┌─ Material for this task

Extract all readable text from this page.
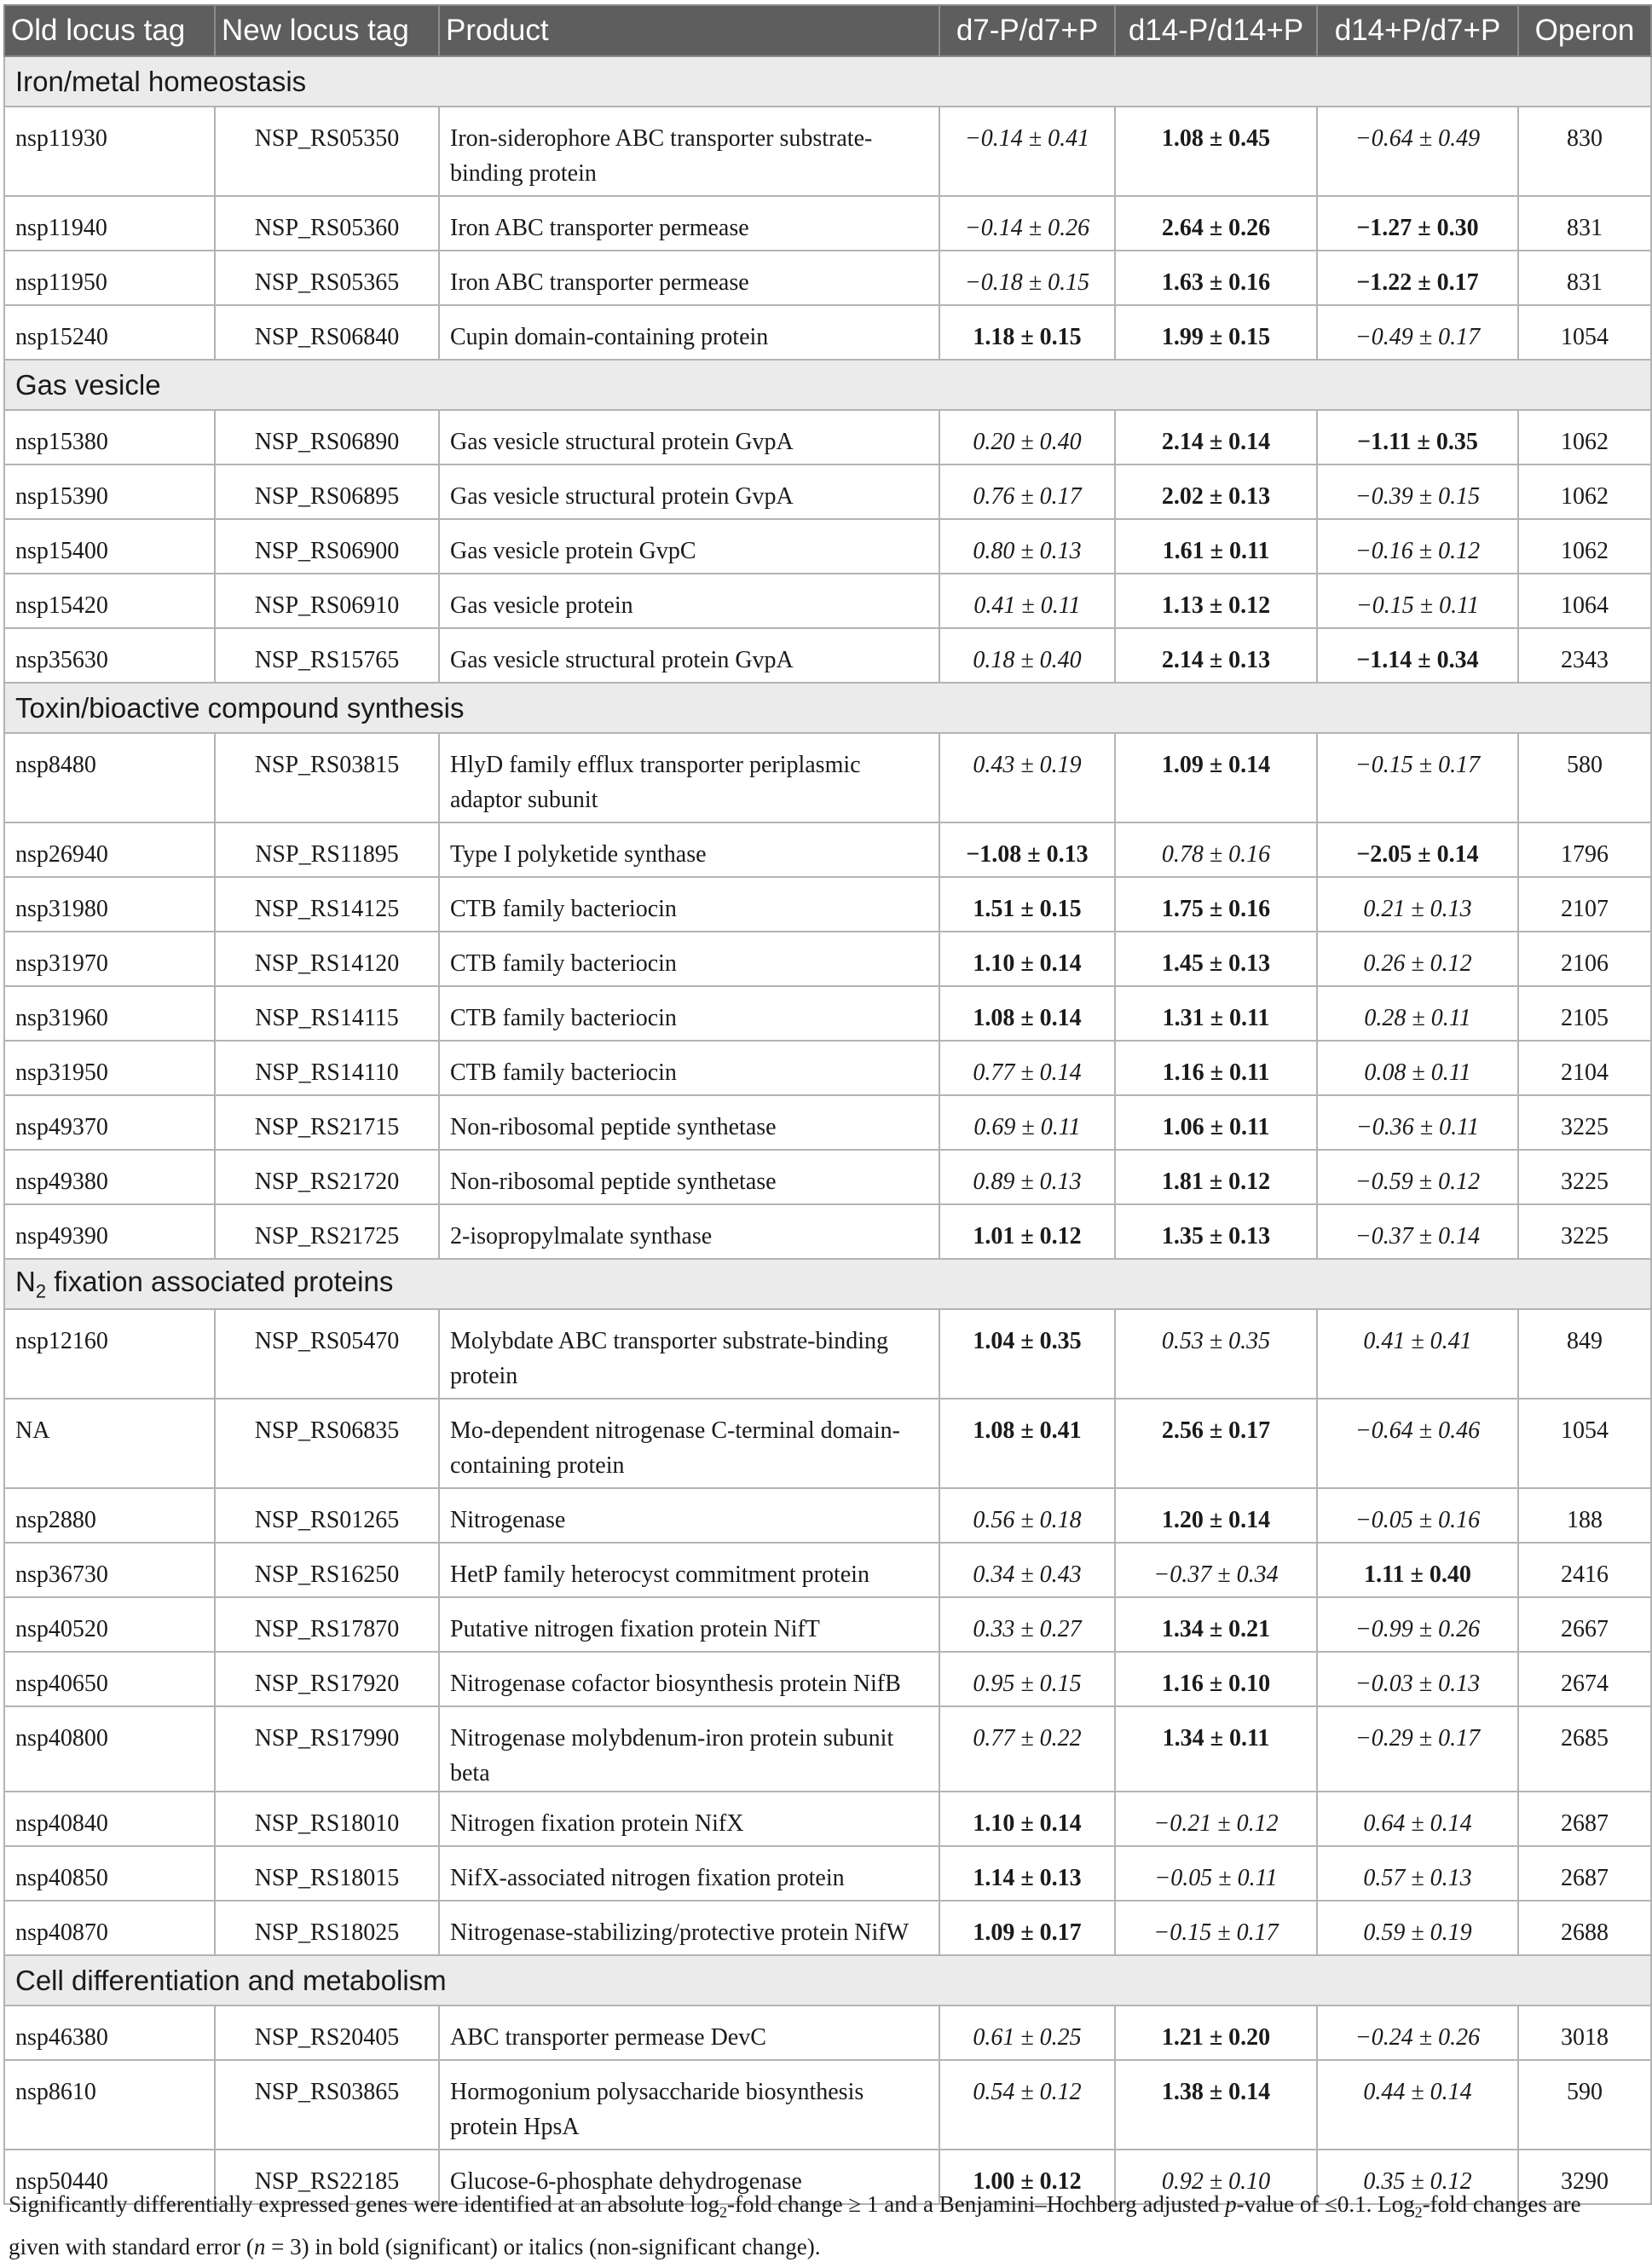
Old locus tag	New locus tag	Product	d7-P/d7+P	d14-P/d14+P	d14+P/d7+P	Operon
Iron/metal homeostasis						
nsp11930	NSP_RS05350	Iron-siderophore ABC transporter substrate-binding protein	−0.14 ± 0.41	1.08 ± 0.45	−0.64 ± 0.49	830
nsp11940	NSP_RS05360	Iron ABC transporter permease	−0.14 ± 0.26	2.64 ± 0.26	−1.27 ± 0.30	831
nsp11950	NSP_RS05365	Iron ABC transporter permease	−0.18 ± 0.15	1.63 ± 0.16	−1.22 ± 0.17	831
nsp15240	NSP_RS06840	Cupin domain-containing protein	1.18 ± 0.15	1.99 ± 0.15	−0.49 ± 0.17	1054
Gas vesicle						
nsp15380	NSP_RS06890	Gas vesicle structural protein GvpA	0.20 ± 0.40	2.14 ± 0.14	−1.11 ± 0.35	1062
nsp15390	NSP_RS06895	Gas vesicle structural protein GvpA	0.76 ± 0.17	2.02 ± 0.13	−0.39 ± 0.15	1062
nsp15400	NSP_RS06900	Gas vesicle protein GvpC	0.80 ± 0.13	1.61 ± 0.11	−0.16 ± 0.12	1062
nsp15420	NSP_RS06910	Gas vesicle protein	0.41 ± 0.11	1.13 ± 0.12	−0.15 ± 0.11	1064
nsp35630	NSP_RS15765	Gas vesicle structural protein GvpA	0.18 ± 0.40	2.14 ± 0.13	−1.14 ± 0.34	2343
Toxin/bioactive compound synthesis						
nsp8480	NSP_RS03815	HlyD family efflux transporter periplasmic adaptor subunit	0.43 ± 0.19	1.09 ± 0.14	−0.15 ± 0.17	580
nsp26940	NSP_RS11895	Type I polyketide synthase	−1.08 ± 0.13	0.78 ± 0.16	−2.05 ± 0.14	1796
nsp31980	NSP_RS14125	CTB family bacteriocin	1.51 ± 0.15	1.75 ± 0.16	0.21 ± 0.13	2107
nsp31970	NSP_RS14120	CTB family bacteriocin	1.10 ± 0.14	1.45 ± 0.13	0.26 ± 0.12	2106
nsp31960	NSP_RS14115	CTB family bacteriocin	1.08 ± 0.14	1.31 ± 0.11	0.28 ± 0.11	2105
nsp31950	NSP_RS14110	CTB family bacteriocin	0.77 ± 0.14	1.16 ± 0.11	0.08 ± 0.11	2104
nsp49370	NSP_RS21715	Non-ribosomal peptide synthetase	0.69 ± 0.11	1.06 ± 0.11	−0.36 ± 0.11	3225
nsp49380	NSP_RS21720	Non-ribosomal peptide synthetase	0.89 ± 0.13	1.81 ± 0.12	−0.59 ± 0.12	3225
nsp49390	NSP_RS21725	2-isopropylmalate synthase	1.01 ± 0.12	1.35 ± 0.13	−0.37 ± 0.14	3225
$N_2$ fixation associated proteins						
nsp12160	NSP_RS05470	Molybdate ABC transporter substrate-binding protein	1.04 ± 0.35	0.53 ± 0.35	0.41 ± 0.41	849
NA	NSP_RS06835	Mo-dependent nitrogenase C-terminal domain-containing protein	1.08 ± 0.41	2.56 ± 0.17	−0.64 ± 0.46	1054
nsp2880	NSP_RS01265	Nitrogenase	0.56 ± 0.18	1.20 ± 0.14	−0.05 ± 0.16	188
nsp36730	NSP_RS16250	HetP family heterocyst commitment protein	0.34 ± 0.43	−0.37 ± 0.34	1.11 ± 0.40	2416
nsp40520	NSP_RS17870	Putative nitrogen fixation protein NifT	0.33 ± 0.27	1.34 ± 0.21	−0.99 ± 0.26	2667
nsp40650	NSP_RS17920	Nitrogenase cofactor biosynthesis protein NifB	0.95 ± 0.15	1.16 ± 0.10	−0.03 ± 0.13	2674
nsp40800	NSP_RS17990	Nitrogenase molybdenum-iron protein subunit beta	0.77 ± 0.22	1.34 ± 0.11	−0.29 ± 0.17	2685
nsp40840	NSP_RS18010	Nitrogen fixation protein NifX	1.10 ± 0.14	−0.21 ± 0.12	0.64 ± 0.14	2687
nsp40850	NSP_RS18015	NifX-associated nitrogen fixation protein	1.14 ± 0.13	−0.05 ± 0.11	0.57 ± 0.13	2687
nsp40870	NSP_RS18025	Nitrogenase-stabilizing/protective protein NifW	1.09 ± 0.17	−0.15 ± 0.17	0.59 ± 0.19	2688
Cell differentiation and metabolism						
nsp46380	NSP_RS20405	ABC transporter permease DevC	0.61 ± 0.25	1.21 ± 0.20	−0.24 ± 0.26	3018
nsp8610	NSP_RS03865	Hormogonium polysaccharide biosynthesis protein HpsA	0.54 ± 0.12	1.38 ± 0.14	0.44 ± 0.14	590
nsp50440	NSP_RS22185	Glucose-6-phosphate dehydrogenase	1.00 ± 0.12	0.92 ± 0.10	0.35 ± 0.12	3290
Significantly differentially expressed genes were identified at an absolute $\log_2$-fold change ≥ 1 and a Benjamini–Hochberg adjusted p-value of ≤0.1. Log$_2$-fold changes are given with standard error (n = 3) in bold (significant) or italics (non-significant change).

└─

* _Required action_:
Every record above must be copied exactly, and no picture may appear in the copy.

* _Answer box_:
Extract all readable text from this page.
Old locus tag	New locus tag	Product	d7-P/d7+P	d14-P/d14+P	d14+P/d7+P	Operon
Iron/metal homeostasis						
nsp11930	NSP_RS05350	Iron-siderophore ABC transporter substrate-binding protein	−0.14 ± 0.41	1.08 ± 0.45	−0.64 ± 0.49	830
nsp11940	NSP_RS05360	Iron ABC transporter permease	−0.14 ± 0.26	2.64 ± 0.26	−1.27 ± 0.30	831
nsp11950	NSP_RS05365	Iron ABC transporter permease	−0.18 ± 0.15	1.63 ± 0.16	−1.22 ± 0.17	831
nsp15240	NSP_RS06840	Cupin domain-containing protein	1.18 ± 0.15	1.99 ± 0.15	−0.49 ± 0.17	1054
Gas vesicle						
nsp15380	NSP_RS06890	Gas vesicle structural protein GvpA	0.20 ± 0.40	2.14 ± 0.14	−1.11 ± 0.35	1062
nsp15390	NSP_RS06895	Gas vesicle structural protein GvpA	0.76 ± 0.17	2.02 ± 0.13	−0.39 ± 0.15	1062
nsp15400	NSP_RS06900	Gas vesicle protein GvpC	0.80 ± 0.13	1.61 ± 0.11	−0.16 ± 0.12	1062
nsp15420	NSP_RS06910	Gas vesicle protein	0.41 ± 0.11	1.13 ± 0.12	−0.15 ± 0.11	1064
nsp35630	NSP_RS15765	Gas vesicle structural protein GvpA	0.18 ± 0.40	2.14 ± 0.13	−1.14 ± 0.34	2343
Toxin/bioactive compound synthesis						
nsp8480	NSP_RS03815	HlyD family efflux transporter periplasmic adaptor subunit	0.43 ± 0.19	1.09 ± 0.14	−0.15 ± 0.17	580
nsp26940	NSP_RS11895	Type I polyketide synthase	−1.08 ± 0.13	0.78 ± 0.16	−2.05 ± 0.14	1796
nsp31980	NSP_RS14125	CTB family bacteriocin	1.51 ± 0.15	1.75 ± 0.16	0.21 ± 0.13	2107
nsp31970	NSP_RS14120	CTB family bacteriocin	1.10 ± 0.14	1.45 ± 0.13	0.26 ± 0.12	2106
nsp31960	NSP_RS14115	CTB family bacteriocin	1.08 ± 0.14	1.31 ± 0.11	0.28 ± 0.11	2105
nsp31950	NSP_RS14110	CTB family bacteriocin	0.77 ± 0.14	1.16 ± 0.11	0.08 ± 0.11	2104
nsp49370	NSP_RS21715	Non-ribosomal peptide synthetase	0.69 ± 0.11	1.06 ± 0.11	−0.36 ± 0.11	3225
nsp49380	NSP_RS21720	Non-ribosomal peptide synthetase	0.89 ± 0.13	1.81 ± 0.12	−0.59 ± 0.12	3225
nsp49390	NSP_RS21725	2-isopropylmalate synthase	1.01 ± 0.12	1.35 ± 0.13	−0.37 ± 0.14	3225
$N_2$ fixation associated proteins						
nsp12160	NSP_RS05470	Molybdate ABC transporter substrate-binding protein	1.04 ± 0.35	0.53 ± 0.35	0.41 ± 0.41	849
NA	NSP_RS06835	Mo-dependent nitrogenase C-terminal domain-containing protein	1.08 ± 0.41	2.56 ± 0.17	−0.64 ± 0.46	1054
nsp2880	NSP_RS01265	Nitrogenase	0.56 ± 0.18	1.20 ± 0.14	−0.05 ± 0.16	188
nsp36730	NSP_RS16250	HetP family heterocyst commitment protein	0.34 ± 0.43	−0.37 ± 0.34	1.11 ± 0.40	2416
nsp40520	NSP_RS17870	Putative nitrogen fixation protein NifT	0.33 ± 0.27	1.34 ± 0.21	−0.99 ± 0.26	2667
nsp40650	NSP_RS17920	Nitrogenase cofactor biosynthesis protein NifB	0.95 ± 0.15	1.16 ± 0.10	−0.03 ± 0.13	2674
nsp40800	NSP_RS17990	Nitrogenase molybdenum-iron protein subunit beta	0.77 ± 0.22	1.34 ± 0.11	−0.29 ± 0.17	2685
nsp40840	NSP_RS18010	Nitrogen fixation protein NifX	1.10 ± 0.14	−0.21 ± 0.12	0.64 ± 0.14	2687
nsp40850	NSP_RS18015	NifX-associated nitrogen fixation protein	1.14 ± 0.13	−0.05 ± 0.11	0.57 ± 0.13	2687
nsp40870	NSP_RS18025	Nitrogenase-stabilizing/protective protein NifW	1.09 ± 0.17	−0.15 ± 0.17	0.59 ± 0.19	2688
Cell differentiation and metabolism						
nsp46380	NSP_RS20405	ABC transporter permease DevC	0.61 ± 0.25	1.21 ± 0.20	−0.24 ± 0.26	3018
nsp8610	NSP_RS03865	Hormogonium polysaccharide biosynthesis protein HpsA	0.54 ± 0.12	1.38 ± 0.14	0.44 ± 0.14	590
nsp50440	NSP_RS22185	Glucose-6-phosphate dehydrogenase	1.00 ± 0.12	0.92 ± 0.10	0.35 ± 0.12	3290
Significantly differentially expressed genes were identified at an absolute $\log_2$-fold change ≥ 1 and a Benjamini–Hochberg adjusted p-value of ≤0.1. Log$_2$-fold changes are given with standard error (n = 3) in bold (significant) or italics (non-significant change).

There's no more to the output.